BEGIN

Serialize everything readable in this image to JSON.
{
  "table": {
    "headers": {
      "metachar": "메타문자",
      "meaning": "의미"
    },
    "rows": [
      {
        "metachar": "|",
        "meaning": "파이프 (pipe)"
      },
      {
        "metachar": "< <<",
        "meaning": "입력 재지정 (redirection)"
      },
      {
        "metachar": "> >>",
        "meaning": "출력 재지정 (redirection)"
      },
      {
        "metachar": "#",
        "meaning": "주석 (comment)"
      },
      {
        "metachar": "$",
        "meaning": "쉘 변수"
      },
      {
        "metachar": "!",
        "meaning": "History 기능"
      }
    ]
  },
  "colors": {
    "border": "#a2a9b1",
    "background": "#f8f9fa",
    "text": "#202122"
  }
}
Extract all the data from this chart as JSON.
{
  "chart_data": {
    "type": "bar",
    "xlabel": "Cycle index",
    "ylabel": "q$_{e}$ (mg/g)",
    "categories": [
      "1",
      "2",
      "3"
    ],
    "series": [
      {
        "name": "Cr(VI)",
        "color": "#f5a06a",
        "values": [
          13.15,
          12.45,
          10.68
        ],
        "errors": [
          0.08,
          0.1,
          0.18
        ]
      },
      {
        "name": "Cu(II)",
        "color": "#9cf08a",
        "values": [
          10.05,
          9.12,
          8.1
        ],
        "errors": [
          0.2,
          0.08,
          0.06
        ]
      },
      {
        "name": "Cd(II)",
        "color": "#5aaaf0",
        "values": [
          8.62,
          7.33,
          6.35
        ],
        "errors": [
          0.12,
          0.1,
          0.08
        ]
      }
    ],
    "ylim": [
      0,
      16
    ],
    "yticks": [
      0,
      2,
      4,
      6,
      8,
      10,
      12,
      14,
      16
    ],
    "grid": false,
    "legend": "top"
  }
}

END

▶ **GIVEN TASK**
Read the entries above, then pull out the lines that include "redirection".

▶ **EXERCISE SOLUTION**
        "meaning": "입력 재지정 (redirection)"
        "meaning": "출력 재지정 (redirection)"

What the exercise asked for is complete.